Information given:
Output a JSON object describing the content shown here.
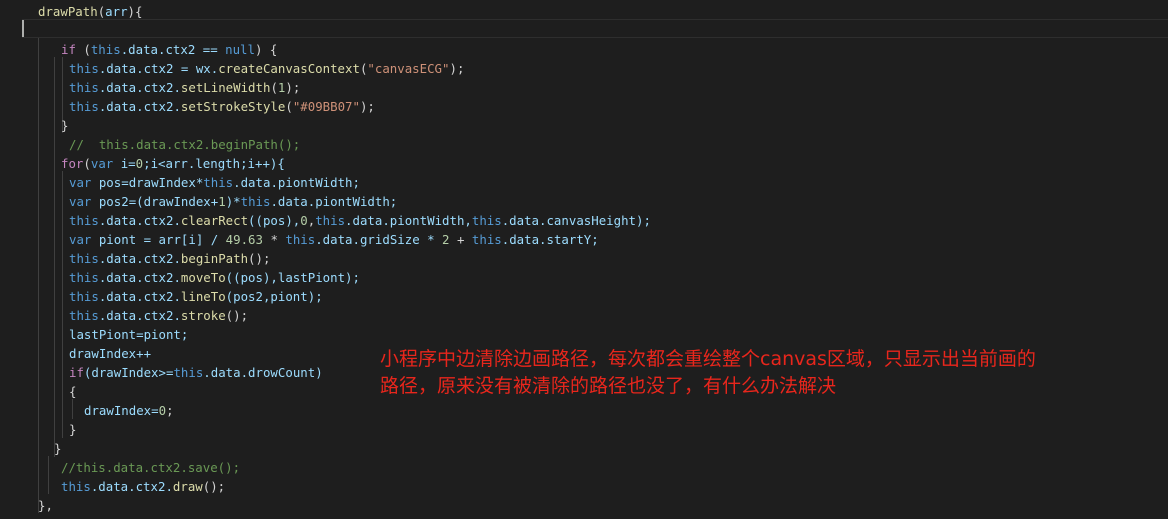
{
  "annotation": {
    "line1": "小程序中边清除边画路径，每次都会重绘整个canvas区域，只显示出当前画的",
    "line2": "路径，原来没有被清除的路径也没了，有什么办法解决"
  },
  "code": {
    "L1": {
      "a": "drawPath",
      "b": "(",
      "c": "arr",
      "d": "){"
    },
    "L3": {
      "a": "if",
      "b": " (",
      "c": "this",
      "d": ".data.ctx2 == ",
      "e": "null",
      "f": ") {"
    },
    "L4": {
      "a": "this",
      "b": ".data.ctx2 = wx.",
      "c": "createCanvasContext",
      "d": "(",
      "e": "\"canvasECG\"",
      "f": ");"
    },
    "L5": {
      "a": "this",
      "b": ".data.ctx2.",
      "c": "setLineWidth",
      "d": "(",
      "e": "1",
      "f": ");"
    },
    "L6": {
      "a": "this",
      "b": ".data.ctx2.",
      "c": "setStrokeStyle",
      "d": "(",
      "e": "\"#09BB07\"",
      "f": ");"
    },
    "L7": {
      "a": "}"
    },
    "L8": {
      "a": "//  this.data.ctx2.beginPath();"
    },
    "L9": {
      "a": "for",
      "b": "(",
      "c": "var",
      "d": " i=",
      "e": "0",
      "f": ";i<arr.length;i++){"
    },
    "L10": {
      "a": "var",
      "b": " pos=drawIndex*",
      "c": "this",
      "d": ".data.piontWidth;"
    },
    "L11": {
      "a": "var",
      "b": " pos2=(drawIndex+",
      "c": "1",
      "d": ")*",
      "e": "this",
      "f": ".data.piontWidth;"
    },
    "L12": {
      "a": "this",
      "b": ".data.ctx2.",
      "c": "clearRect",
      "d": "((pos),",
      "e": "0",
      "f": ",",
      "g": "this",
      "h": ".data.piontWidth,",
      "i": "this",
      "j": ".data.canvasHeight);"
    },
    "L13": {
      "a": "var",
      "b": " piont = arr[i] / ",
      "c": "49.63",
      "d": " * ",
      "e": "this",
      "f": ".data.gridSize * ",
      "g": "2",
      "h": " + ",
      "i": "this",
      "j": ".data.startY;"
    },
    "L14": {
      "a": "this",
      "b": ".data.ctx2.",
      "c": "beginPath",
      "d": "();"
    },
    "L15": {
      "a": "this",
      "b": ".data.ctx2.",
      "c": "moveTo",
      "d": "((pos),lastPiont);"
    },
    "L16": {
      "a": "this",
      "b": ".data.ctx2.",
      "c": "lineTo",
      "d": "(pos2,piont);"
    },
    "L17": {
      "a": "this",
      "b": ".data.ctx2.",
      "c": "stroke",
      "d": "();"
    },
    "L18": {
      "a": "lastPiont=piont;"
    },
    "L19": {
      "a": "drawIndex++"
    },
    "L20": {
      "a": "if",
      "b": "(drawIndex>=",
      "c": "this",
      "d": ".data.drowCount)"
    },
    "L21": {
      "a": "{"
    },
    "L22": {
      "a": "drawIndex=",
      "b": "0",
      "c": ";"
    },
    "L23": {
      "a": "}"
    },
    "L24": {
      "a": "}"
    },
    "L25": {
      "a": "//this.data.ctx2.save();"
    },
    "L26": {
      "a": "this",
      "b": ".data.ctx2.",
      "c": "draw",
      "d": "();"
    },
    "L27": {
      "a": "},"
    }
  }
}
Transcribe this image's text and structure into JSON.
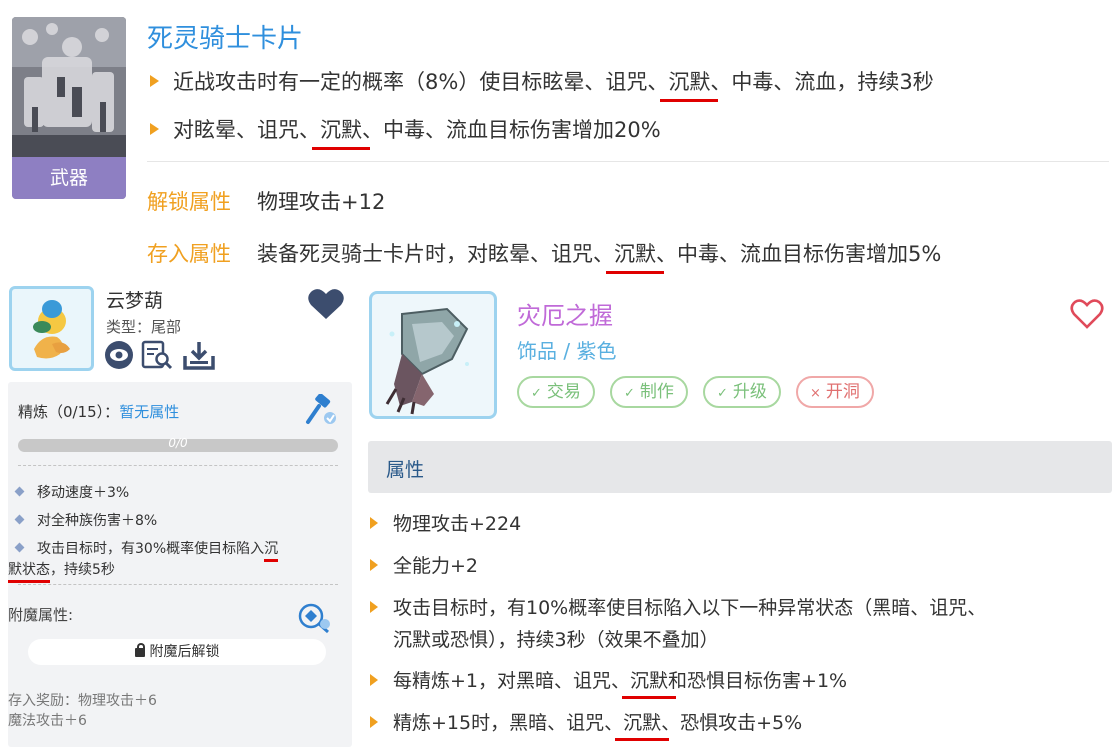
{
  "card": {
    "title": "死灵骑士卡片",
    "badge": "武器",
    "effect1": {
      "before": "近战攻击时有一定的概率（8%）使目标眩晕、诅咒、",
      "highlight": "沉默",
      "after": "、中毒、流血，持续3秒"
    },
    "effect2": {
      "before": "对眩晕、诅咒、",
      "highlight": "沉默",
      "after": "、中毒、流血目标伤害增加20%"
    },
    "unlock": {
      "label": "解锁属性",
      "value": "物理攻击+12"
    },
    "store": {
      "label": "存入属性",
      "before": "装备死灵骑士卡片时，对眩晕、诅咒、",
      "highlight": "沉默",
      "after": "、中毒、流血目标伤害增加5%"
    }
  },
  "pet": {
    "name": "云梦葫",
    "type": "类型：尾部",
    "refine": {
      "label": "精炼（0/15）：",
      "none": "暂无属性",
      "progress_text": "0/0",
      "progress": 0
    },
    "stats": {
      "s1": "移动速度＋3%",
      "s2": "对全种族伤害＋8%",
      "s3_before": "攻击目标时，有30%概率使目标陷入",
      "s3_hl1": "沉",
      "s3b_hl2": "默状态",
      "s3b_after": "，持续5秒"
    },
    "enchant": {
      "label": "附魔属性:",
      "unlock": "附魔后解锁"
    },
    "store_bonus_1": "存入奖励：物理攻击＋6",
    "store_bonus_2": "魔法攻击＋6"
  },
  "item": {
    "name": "灾厄之握",
    "sub": "饰品 / 紫色",
    "tags": {
      "trade": "交易",
      "craft": "制作",
      "upgrade": "升级",
      "socket": "开洞"
    },
    "attr_header": "属性",
    "attrs": {
      "a1": "物理攻击+224",
      "a2": "全能力+2",
      "a3": "攻击目标时，有10%概率使目标陷入以下一种异常状态（黑暗、诅咒、",
      "a3b": "沉默或恐惧），持续3秒（效果不叠加）",
      "a4_before": "每精炼+1，对黑暗、诅咒、",
      "a4_hl": "沉默",
      "a4_after": "和恐惧目标伤害+1%",
      "a5_before": "精炼+15时，黑暗、诅咒、",
      "a5_hl": "沉默",
      "a5_after": "、恐惧攻击+5%"
    }
  },
  "colors": {
    "title_blue": "#2f8fdd",
    "accent_orange": "#f0a020",
    "item_purple": "#c06ad8",
    "highlight_red": "#e00000",
    "badge_purple": "#8e7fc2"
  }
}
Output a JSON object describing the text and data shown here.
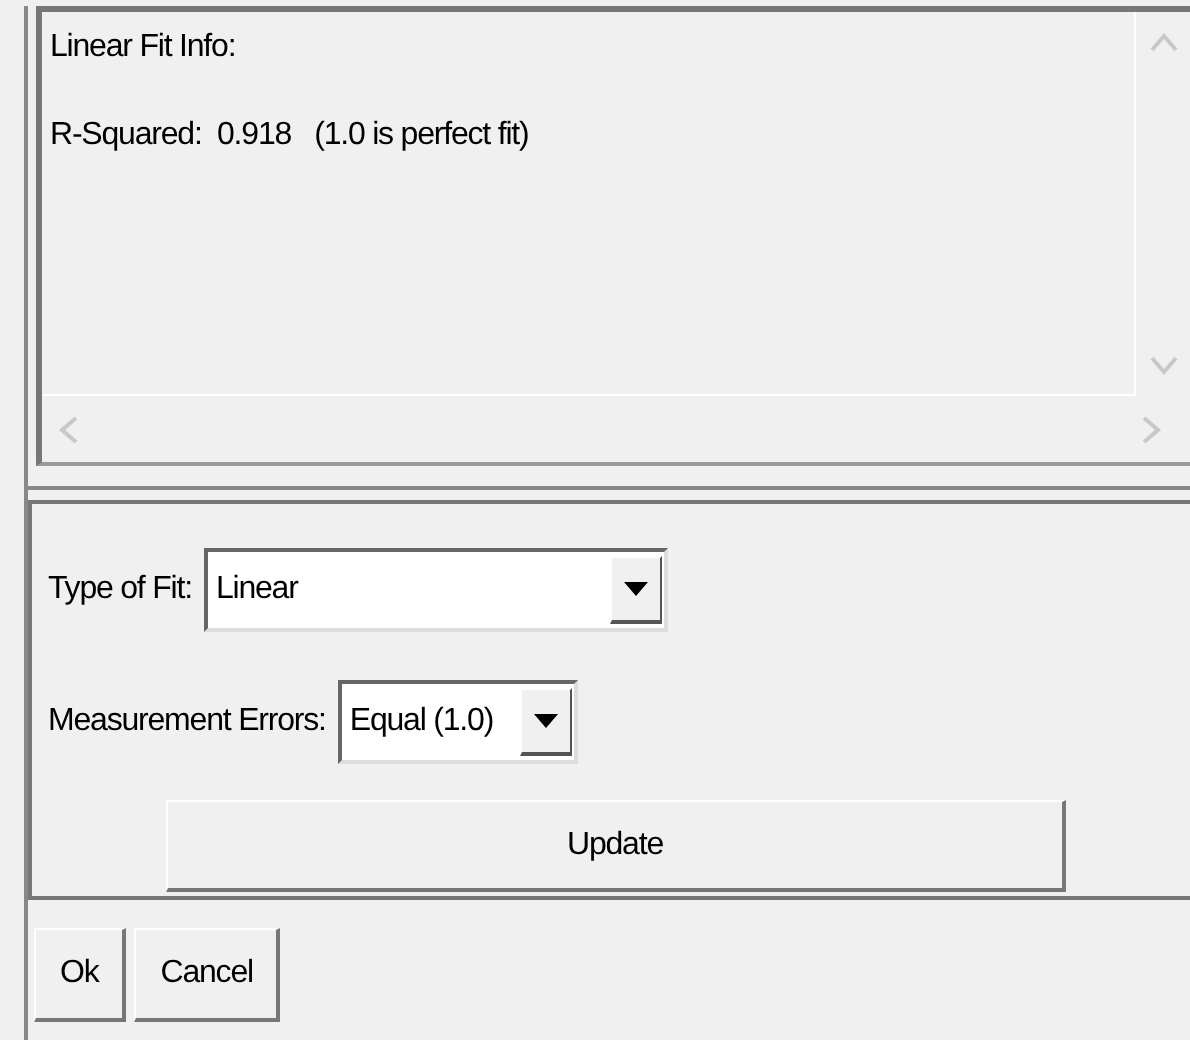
{
  "info_panel": {
    "lines": [
      "Linear Fit Info:",
      "R-Squared:  0.918   (1.0 is perfect fit)"
    ]
  },
  "fields": [
    {
      "label": "Type of Fit:",
      "value": "Linear",
      "kind": "wide"
    },
    {
      "label": "Measurement Errors:",
      "value": "Equal (1.0)",
      "kind": "narrow"
    }
  ],
  "update_button": "Update",
  "buttons": [
    "Ok",
    "Cancel"
  ]
}
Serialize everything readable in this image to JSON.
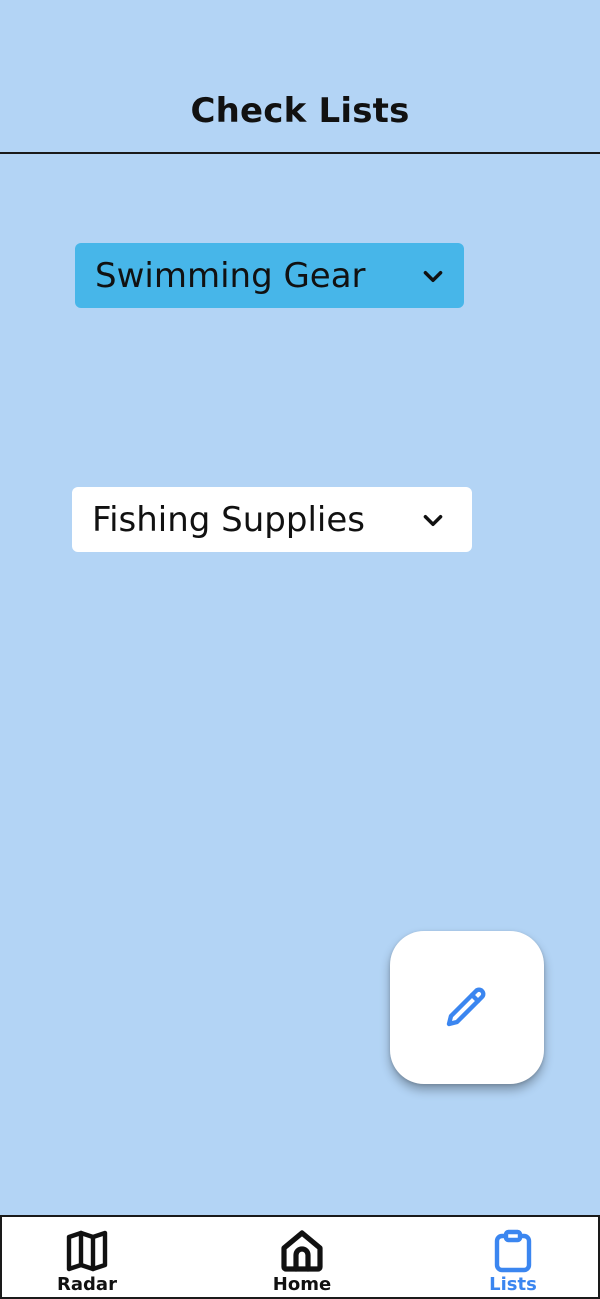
{
  "header": {
    "title": "Check Lists"
  },
  "lists": [
    {
      "label": "Swimming Gear",
      "icon": "chevron-down-icon",
      "background": "#47b6e9"
    },
    {
      "label": "Fishing Supplies",
      "icon": "chevron-down-icon",
      "background": "#ffffff"
    }
  ],
  "fab": {
    "icon": "pencil-icon",
    "icon_color": "#3b86f0"
  },
  "bottom_nav": {
    "items": [
      {
        "label": "Radar",
        "icon": "map-icon",
        "active": false
      },
      {
        "label": "Home",
        "icon": "home-icon",
        "active": false
      },
      {
        "label": "Lists",
        "icon": "clipboard-icon",
        "active": true
      }
    ]
  },
  "colors": {
    "background": "#b3d4f5",
    "accent": "#3b86f0",
    "selected_list": "#47b6e9"
  }
}
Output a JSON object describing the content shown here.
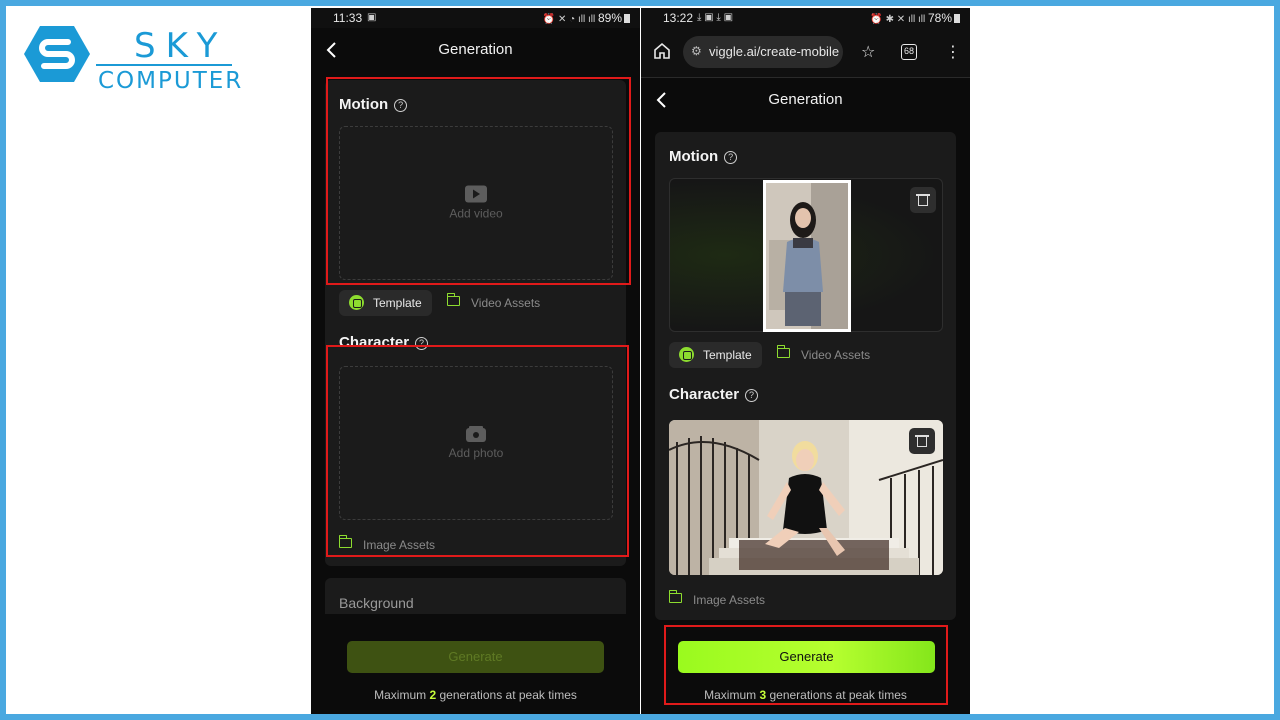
{
  "brand": {
    "top": "SKY",
    "bottom": "COMPUTER"
  },
  "phone1": {
    "status": {
      "time": "11:33",
      "battery": "89%"
    },
    "header_title": "Generation",
    "motion": {
      "title": "Motion",
      "drop_label": "Add video"
    },
    "tabs": [
      {
        "label": "Template"
      },
      {
        "label": "Video Assets"
      }
    ],
    "character": {
      "title": "Character",
      "drop_label": "Add photo"
    },
    "image_assets": "Image Assets",
    "background_label": "Background",
    "generate_label": "Generate",
    "peak": {
      "prefix": "Maximum ",
      "count": "2",
      "suffix": " generations at peak times"
    }
  },
  "phone2": {
    "status": {
      "time": "13:22",
      "battery": "78%"
    },
    "url": "viggle.ai/create-mobile",
    "tab_count": "68",
    "header_title": "Generation",
    "motion": {
      "title": "Motion"
    },
    "tabs": [
      {
        "label": "Template"
      },
      {
        "label": "Video Assets"
      }
    ],
    "character": {
      "title": "Character"
    },
    "image_assets": "Image Assets",
    "generate_label": "Generate",
    "peak": {
      "prefix": "Maximum ",
      "count": "3",
      "suffix": " generations at peak times"
    }
  },
  "colors": {
    "accent": "#8ddc2f",
    "highlight": "#e01a1a",
    "brand": "#1b9ad6"
  }
}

Task to complete: Report how many lines of the listing hold the string "piontWidth", giving only the number.

Solved exercise: 3